WORK REQUIRED
Your task is to copy every line of the entries that contains "this".

EXTRACTED ENTRIES

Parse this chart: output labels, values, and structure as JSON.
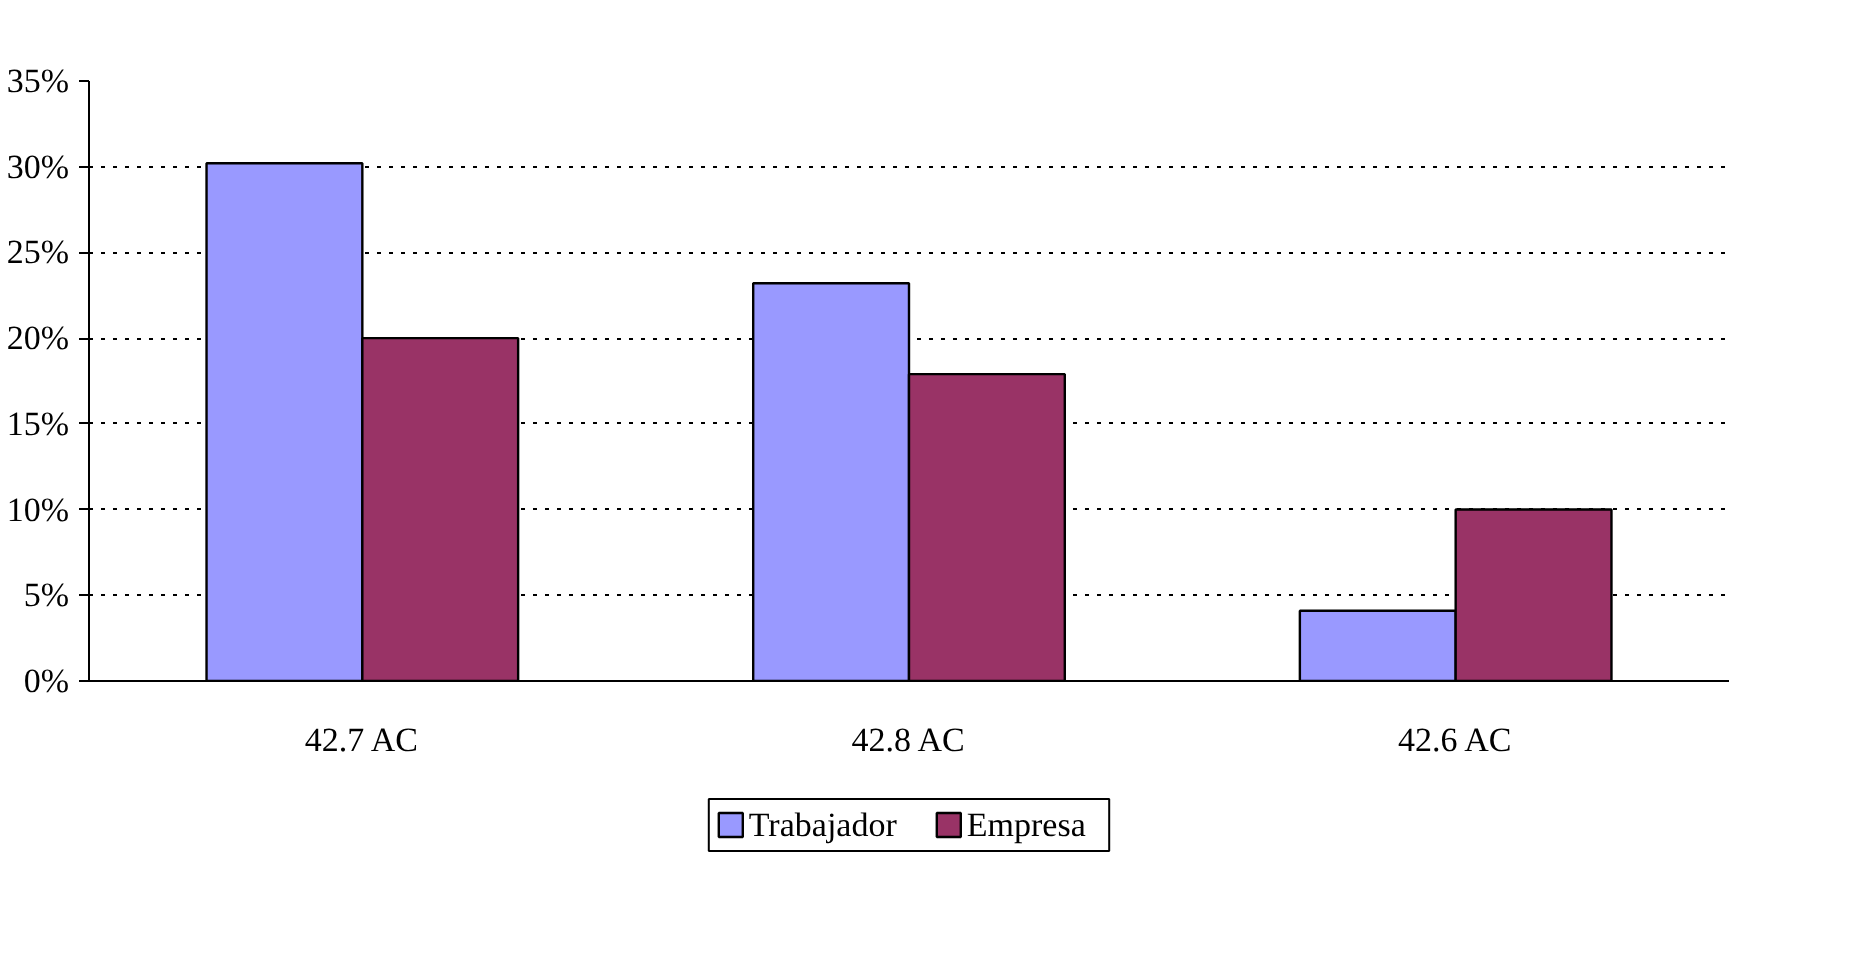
{
  "chart_data": {
    "type": "bar",
    "categories": [
      "42.7 AC",
      "42.8 AC",
      "42.6 AC"
    ],
    "series": [
      {
        "name": "Trabajador",
        "color": "#9999ff",
        "values": [
          30.2,
          23.2,
          4.1
        ]
      },
      {
        "name": "Empresa",
        "color": "#993366",
        "values": [
          20.0,
          17.9,
          10.0
        ]
      }
    ],
    "ylim": [
      0,
      35
    ],
    "yticks": [
      {
        "value": 0,
        "label": "0%"
      },
      {
        "value": 5,
        "label": "5%"
      },
      {
        "value": 10,
        "label": "10%"
      },
      {
        "value": 15,
        "label": "15%"
      },
      {
        "value": 20,
        "label": "20%"
      },
      {
        "value": 25,
        "label": "25%"
      },
      {
        "value": 30,
        "label": "30%"
      },
      {
        "value": 35,
        "label": "35%"
      }
    ],
    "grid": "y",
    "legend": "bottom"
  }
}
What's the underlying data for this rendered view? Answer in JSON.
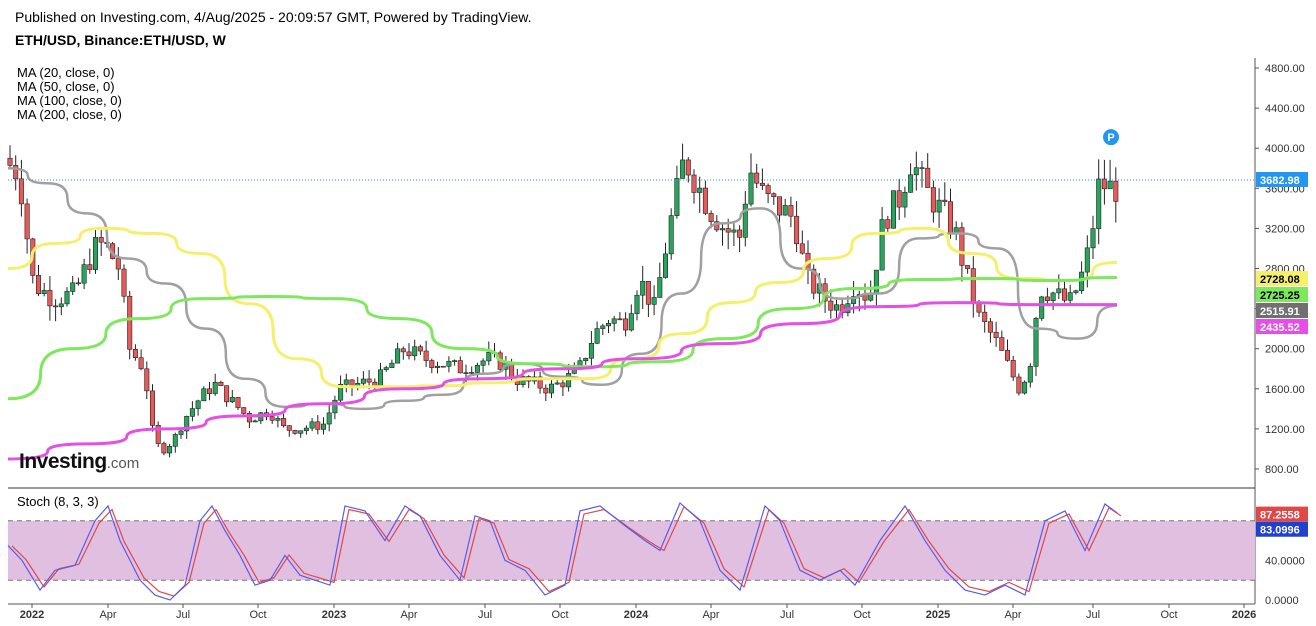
{
  "header": {
    "published": "Published on Investing.com, 4/Aug/2025 - 20:09:57 GMT, Powered by TradingView.",
    "symbol": "ETH/USD, Binance:ETH/USD, W"
  },
  "legend": {
    "ma": [
      "MA (20, close, 0)",
      "MA (50, close, 0)",
      "MA (100, close, 0)",
      "MA (200, close, 0)"
    ],
    "stoch": "Stoch (8, 3, 3)"
  },
  "logo": {
    "main": "Investing",
    "suffix": ".com"
  },
  "badge": {
    "text": "P",
    "color": "#2196f3"
  },
  "colors": {
    "up": "#26a65b",
    "down": "#e8595a",
    "ma20": "#a0a0a0",
    "ma50": "#f5f06b",
    "ma100": "#7ee85c",
    "ma200": "#e54fe5",
    "stoch_k": "#5b5be8",
    "stoch_d": "#e04848",
    "stoch_band": "#e0bfe0"
  },
  "chart_data": [
    {
      "type": "candlestick",
      "title": "ETH/USD, Binance:ETH/USD, W",
      "y_ticks": [
        "4800.00",
        "4400.00",
        "4000.00",
        "3600.00",
        "3200.00",
        "2800.00",
        "2400.00",
        "2000.00",
        "1600.00",
        "1200.00",
        "800.00"
      ],
      "ylim": [
        640,
        4900
      ],
      "x_ticks": [
        "2022",
        "Apr",
        "Jul",
        "Oct",
        "2023",
        "Apr",
        "Jul",
        "Oct",
        "2024",
        "Apr",
        "Jul",
        "Oct",
        "2025",
        "Apr",
        "Jul",
        "Oct",
        "2026"
      ],
      "last_price": 3682.98,
      "series_tags": [
        {
          "name": "last",
          "value": 3682.98,
          "label": "3682.98",
          "color": "#2196f3"
        },
        {
          "name": "MA (50, close, 0)",
          "value": 2728.08,
          "label": "2728.08",
          "color": "#f5f06b"
        },
        {
          "name": "MA (100, close, 0)",
          "value": 2725.25,
          "label": "2725.25",
          "color": "#7ee85c"
        },
        {
          "name": "MA (20, close, 0)",
          "value": 2515.91,
          "label": "2515.91",
          "color": "#707070"
        },
        {
          "name": "MA (200, close, 0)",
          "value": 2435.52,
          "label": "2435.52",
          "color": "#e54fe5"
        }
      ],
      "moving_averages": [
        {
          "name": "MA (20, close, 0)",
          "values": [
            3800,
            3650,
            3350,
            2900,
            2650,
            2200,
            1700,
            1420,
            1450,
            1400,
            1480,
            1540,
            1750,
            1850,
            1720,
            1640,
            1950,
            2550,
            3250,
            3400,
            2800,
            2500,
            2550,
            3100,
            3150,
            3000,
            2200,
            2100,
            2430
          ]
        },
        {
          "name": "MA (50, close, 0)",
          "values": [
            2800,
            3050,
            3200,
            3150,
            2950,
            2450,
            1900,
            1620,
            1620,
            1630,
            1660,
            1700,
            1700,
            1900,
            2150,
            2460,
            2660,
            2900,
            3150,
            3200,
            2950,
            2700,
            2680,
            2860
          ]
        },
        {
          "name": "MA (100, close, 0)",
          "values": [
            1500,
            2000,
            2300,
            2500,
            2520,
            2500,
            2300,
            2000,
            1850,
            1820,
            1870,
            2100,
            2400,
            2600,
            2690,
            2700,
            2680,
            2710
          ]
        },
        {
          "name": "MA (200, close, 0)",
          "values": [
            900,
            1050,
            1200,
            1330,
            1450,
            1600,
            1700,
            1800,
            1900,
            2050,
            2250,
            2420,
            2460,
            2440,
            2440
          ]
        }
      ]
    },
    {
      "type": "line",
      "title": "Stoch (8, 3, 3)",
      "y_ticks": [
        "40.0000",
        "0.0000"
      ],
      "bands": [
        20,
        80
      ],
      "ylim": [
        0,
        100
      ],
      "series": [
        {
          "name": "K",
          "value": 87.2558,
          "label": "87.2558",
          "color": "#e04848"
        },
        {
          "name": "D",
          "value": 83.0996,
          "label": "83.0996",
          "color": "#2040d0"
        }
      ]
    }
  ]
}
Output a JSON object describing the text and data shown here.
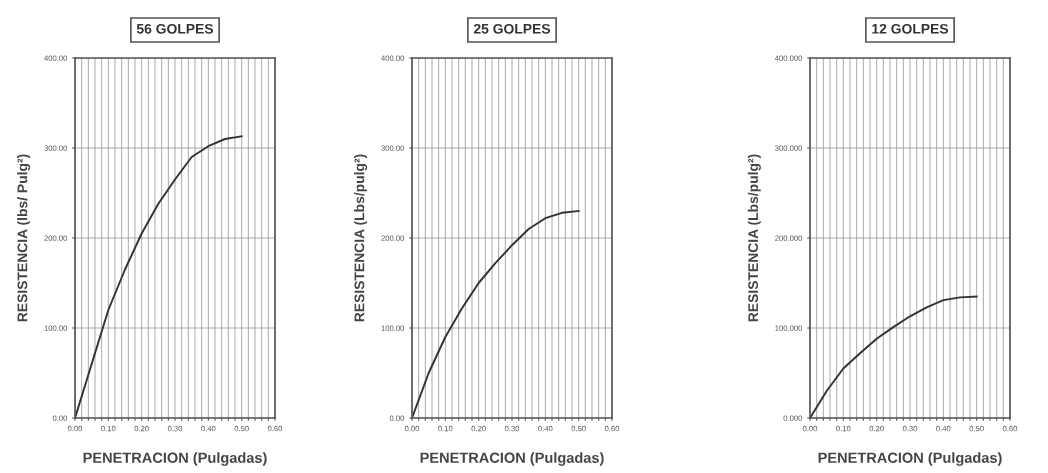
{
  "chart_data": [
    {
      "type": "line",
      "title": "56 GOLPES",
      "xlabel": "PENETRACION (Pulgadas)",
      "ylabel": "RESISTENCIA (lbs/ Pulg²)",
      "x": [
        0,
        0.05,
        0.1,
        0.15,
        0.2,
        0.25,
        0.3,
        0.35,
        0.4,
        0.45,
        0.5
      ],
      "series": [
        {
          "color": "#333333",
          "values": [
            0,
            60,
            120,
            165,
            205,
            238,
            265,
            290,
            302,
            310,
            313
          ]
        }
      ],
      "xlim": [
        0,
        0.6
      ],
      "ylim": [
        0,
        400
      ],
      "xticks": [
        {
          "value": 0,
          "label": "0.00"
        },
        {
          "value": 0.02,
          "label": null
        },
        {
          "value": 0.04,
          "label": null
        },
        {
          "value": 0.06,
          "label": null
        },
        {
          "value": 0.08,
          "label": null
        },
        {
          "value": 0.1,
          "label": "0.10"
        },
        {
          "value": 0.12,
          "label": null
        },
        {
          "value": 0.14,
          "label": null
        },
        {
          "value": 0.16,
          "label": null
        },
        {
          "value": 0.18,
          "label": null
        },
        {
          "value": 0.2,
          "label": "0.20"
        },
        {
          "value": 0.22,
          "label": null
        },
        {
          "value": 0.24,
          "label": null
        },
        {
          "value": 0.26,
          "label": null
        },
        {
          "value": 0.28,
          "label": null
        },
        {
          "value": 0.3,
          "label": "0.30"
        },
        {
          "value": 0.32,
          "label": null
        },
        {
          "value": 0.34,
          "label": null
        },
        {
          "value": 0.36,
          "label": null
        },
        {
          "value": 0.38,
          "label": null
        },
        {
          "value": 0.4,
          "label": "0.40"
        },
        {
          "value": 0.42,
          "label": null
        },
        {
          "value": 0.44,
          "label": null
        },
        {
          "value": 0.46,
          "label": null
        },
        {
          "value": 0.48,
          "label": null
        },
        {
          "value": 0.5,
          "label": "0.50"
        },
        {
          "value": 0.52,
          "label": null
        },
        {
          "value": 0.54,
          "label": null
        },
        {
          "value": 0.56,
          "label": null
        },
        {
          "value": 0.58,
          "label": null
        },
        {
          "value": 0.6,
          "label": "0.60"
        }
      ],
      "yticks": [
        {
          "value": 0,
          "label": "0.00"
        },
        {
          "value": 100,
          "label": "100.00"
        },
        {
          "value": 200,
          "label": "200.00"
        },
        {
          "value": 300,
          "label": "300.00"
        },
        {
          "value": 400,
          "label": "400.00"
        }
      ],
      "grid": true,
      "marker": "none",
      "line_style": "solid"
    },
    {
      "type": "line",
      "title": "25 GOLPES",
      "xlabel": "PENETRACION (Pulgadas)",
      "ylabel": "RESISTENCIA (Lbs/pulg²)",
      "x": [
        0,
        0.05,
        0.1,
        0.15,
        0.2,
        0.25,
        0.3,
        0.35,
        0.4,
        0.45,
        0.5
      ],
      "series": [
        {
          "color": "#333333",
          "values": [
            0,
            50,
            90,
            122,
            150,
            172,
            192,
            210,
            222,
            228,
            230
          ]
        }
      ],
      "xlim": [
        0,
        0.6
      ],
      "ylim": [
        0,
        400
      ],
      "xticks": [
        {
          "value": 0,
          "label": "0.00"
        },
        {
          "value": 0.02,
          "label": null
        },
        {
          "value": 0.04,
          "label": null
        },
        {
          "value": 0.06,
          "label": null
        },
        {
          "value": 0.08,
          "label": null
        },
        {
          "value": 0.1,
          "label": "0.10"
        },
        {
          "value": 0.12,
          "label": null
        },
        {
          "value": 0.14,
          "label": null
        },
        {
          "value": 0.16,
          "label": null
        },
        {
          "value": 0.18,
          "label": null
        },
        {
          "value": 0.2,
          "label": "0.20"
        },
        {
          "value": 0.22,
          "label": null
        },
        {
          "value": 0.24,
          "label": null
        },
        {
          "value": 0.26,
          "label": null
        },
        {
          "value": 0.28,
          "label": null
        },
        {
          "value": 0.3,
          "label": "0.30"
        },
        {
          "value": 0.32,
          "label": null
        },
        {
          "value": 0.34,
          "label": null
        },
        {
          "value": 0.36,
          "label": null
        },
        {
          "value": 0.38,
          "label": null
        },
        {
          "value": 0.4,
          "label": "0.40"
        },
        {
          "value": 0.42,
          "label": null
        },
        {
          "value": 0.44,
          "label": null
        },
        {
          "value": 0.46,
          "label": null
        },
        {
          "value": 0.48,
          "label": null
        },
        {
          "value": 0.5,
          "label": "0.50"
        },
        {
          "value": 0.52,
          "label": null
        },
        {
          "value": 0.54,
          "label": null
        },
        {
          "value": 0.56,
          "label": null
        },
        {
          "value": 0.58,
          "label": null
        },
        {
          "value": 0.6,
          "label": "0.60"
        }
      ],
      "yticks": [
        {
          "value": 0,
          "label": "0.00"
        },
        {
          "value": 100,
          "label": "100.00"
        },
        {
          "value": 200,
          "label": "200.00"
        },
        {
          "value": 300,
          "label": "300.00"
        },
        {
          "value": 400,
          "label": "400.00"
        }
      ],
      "grid": true,
      "marker": "none",
      "line_style": "solid"
    },
    {
      "type": "line",
      "title": "12 GOLPES",
      "xlabel": "PENETRACION (Pulgadas)",
      "ylabel": "RESISTENCIA (Lbs/pulg²)",
      "x": [
        0,
        0.05,
        0.1,
        0.15,
        0.2,
        0.25,
        0.3,
        0.35,
        0.4,
        0.45,
        0.5
      ],
      "series": [
        {
          "color": "#333333",
          "values": [
            0,
            30,
            55,
            72,
            88,
            101,
            113,
            123,
            131,
            134,
            135
          ]
        }
      ],
      "xlim": [
        0,
        0.6
      ],
      "ylim": [
        0,
        400
      ],
      "xticks": [
        {
          "value": 0,
          "label": "0.00"
        },
        {
          "value": 0.02,
          "label": null
        },
        {
          "value": 0.04,
          "label": null
        },
        {
          "value": 0.06,
          "label": null
        },
        {
          "value": 0.08,
          "label": null
        },
        {
          "value": 0.1,
          "label": "0.10"
        },
        {
          "value": 0.12,
          "label": null
        },
        {
          "value": 0.14,
          "label": null
        },
        {
          "value": 0.16,
          "label": null
        },
        {
          "value": 0.18,
          "label": null
        },
        {
          "value": 0.2,
          "label": "0.20"
        },
        {
          "value": 0.22,
          "label": null
        },
        {
          "value": 0.24,
          "label": null
        },
        {
          "value": 0.26,
          "label": null
        },
        {
          "value": 0.28,
          "label": null
        },
        {
          "value": 0.3,
          "label": "0.30"
        },
        {
          "value": 0.32,
          "label": null
        },
        {
          "value": 0.34,
          "label": null
        },
        {
          "value": 0.36,
          "label": null
        },
        {
          "value": 0.38,
          "label": null
        },
        {
          "value": 0.4,
          "label": "0.40"
        },
        {
          "value": 0.42,
          "label": null
        },
        {
          "value": 0.44,
          "label": null
        },
        {
          "value": 0.46,
          "label": null
        },
        {
          "value": 0.48,
          "label": null
        },
        {
          "value": 0.5,
          "label": "0.50"
        },
        {
          "value": 0.52,
          "label": null
        },
        {
          "value": 0.54,
          "label": null
        },
        {
          "value": 0.56,
          "label": null
        },
        {
          "value": 0.58,
          "label": null
        },
        {
          "value": 0.6,
          "label": "0.60"
        }
      ],
      "yticks": [
        {
          "value": 0,
          "label": "0.000"
        },
        {
          "value": 100,
          "label": "100.000"
        },
        {
          "value": 200,
          "label": "200.000"
        },
        {
          "value": 300,
          "label": "300.000"
        },
        {
          "value": 400,
          "label": "400.000"
        }
      ],
      "grid": true,
      "marker": "none",
      "line_style": "solid"
    }
  ]
}
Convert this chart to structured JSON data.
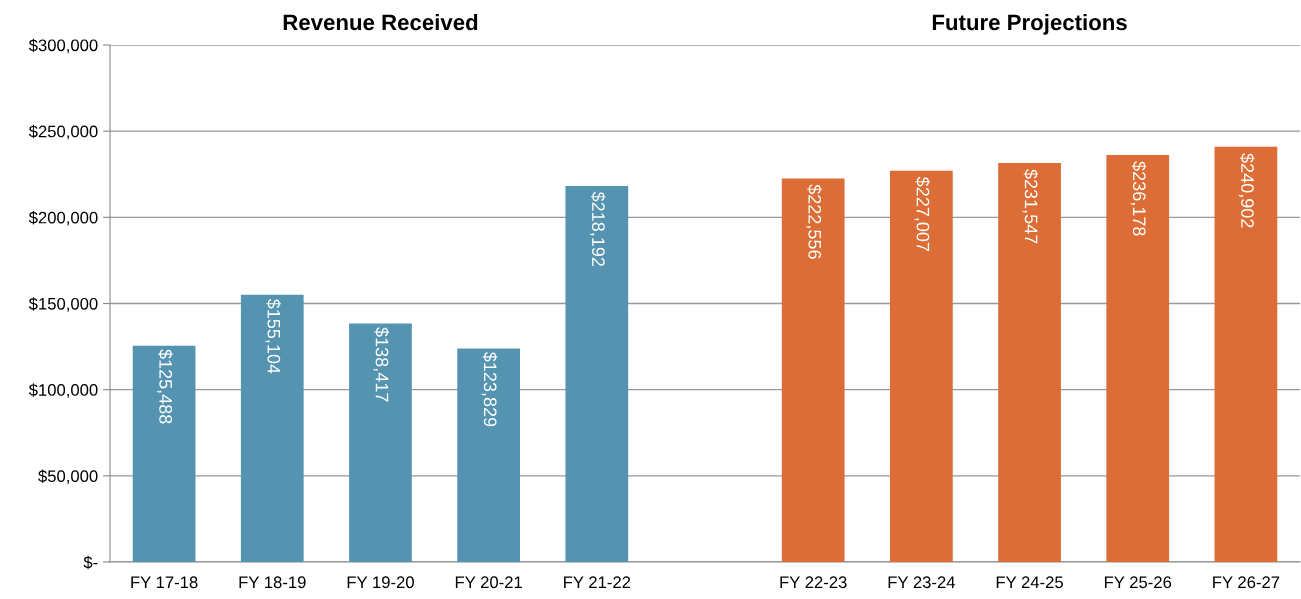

EXPECTED ANSWER
Parse this chart: output labels, values, and structure as JSON.
What's the underlying data for this rendered view? Answer in JSON.
Convert this chart to structured JSON data.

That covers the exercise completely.